--- Begin THE INPUT ---

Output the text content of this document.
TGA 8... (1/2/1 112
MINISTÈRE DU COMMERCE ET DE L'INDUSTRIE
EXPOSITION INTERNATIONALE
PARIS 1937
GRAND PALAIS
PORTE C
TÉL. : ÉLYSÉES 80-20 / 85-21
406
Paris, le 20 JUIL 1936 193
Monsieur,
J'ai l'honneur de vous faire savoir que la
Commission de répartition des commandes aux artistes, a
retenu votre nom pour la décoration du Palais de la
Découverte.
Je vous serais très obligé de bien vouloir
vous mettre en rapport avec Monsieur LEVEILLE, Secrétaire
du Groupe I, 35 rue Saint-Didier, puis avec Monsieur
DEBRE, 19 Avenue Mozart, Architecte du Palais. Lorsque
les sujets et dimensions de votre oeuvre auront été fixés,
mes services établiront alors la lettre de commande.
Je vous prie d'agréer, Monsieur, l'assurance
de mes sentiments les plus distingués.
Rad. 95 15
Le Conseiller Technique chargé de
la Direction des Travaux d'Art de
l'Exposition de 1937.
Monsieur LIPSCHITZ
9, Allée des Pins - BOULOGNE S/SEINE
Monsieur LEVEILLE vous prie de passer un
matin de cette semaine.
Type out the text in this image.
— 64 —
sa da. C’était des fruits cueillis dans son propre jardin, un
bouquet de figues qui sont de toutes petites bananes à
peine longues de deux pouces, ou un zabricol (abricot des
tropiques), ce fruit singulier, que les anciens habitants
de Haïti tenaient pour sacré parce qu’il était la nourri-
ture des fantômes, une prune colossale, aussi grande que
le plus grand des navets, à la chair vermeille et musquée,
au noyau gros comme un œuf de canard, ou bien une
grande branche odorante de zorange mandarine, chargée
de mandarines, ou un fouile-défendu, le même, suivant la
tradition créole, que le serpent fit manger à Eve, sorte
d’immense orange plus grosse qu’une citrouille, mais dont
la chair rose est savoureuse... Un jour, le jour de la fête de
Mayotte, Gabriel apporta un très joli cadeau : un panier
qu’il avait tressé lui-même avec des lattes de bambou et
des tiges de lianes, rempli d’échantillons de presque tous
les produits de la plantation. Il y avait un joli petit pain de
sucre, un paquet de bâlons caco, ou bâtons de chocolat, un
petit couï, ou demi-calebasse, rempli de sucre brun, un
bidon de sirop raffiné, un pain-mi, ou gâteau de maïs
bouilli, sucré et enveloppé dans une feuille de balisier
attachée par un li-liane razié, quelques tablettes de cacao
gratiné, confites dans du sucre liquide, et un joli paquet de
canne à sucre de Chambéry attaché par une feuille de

--- End THE INPUT ---

**EXERCISE DIRECTIONS**
From the listing above, pick out each line where the word "bien" appears.

**RIGHT ANSWER**
Je vous serais très obligé de bien vouloir
au noyau gros comme un œuf de canard, ou bien une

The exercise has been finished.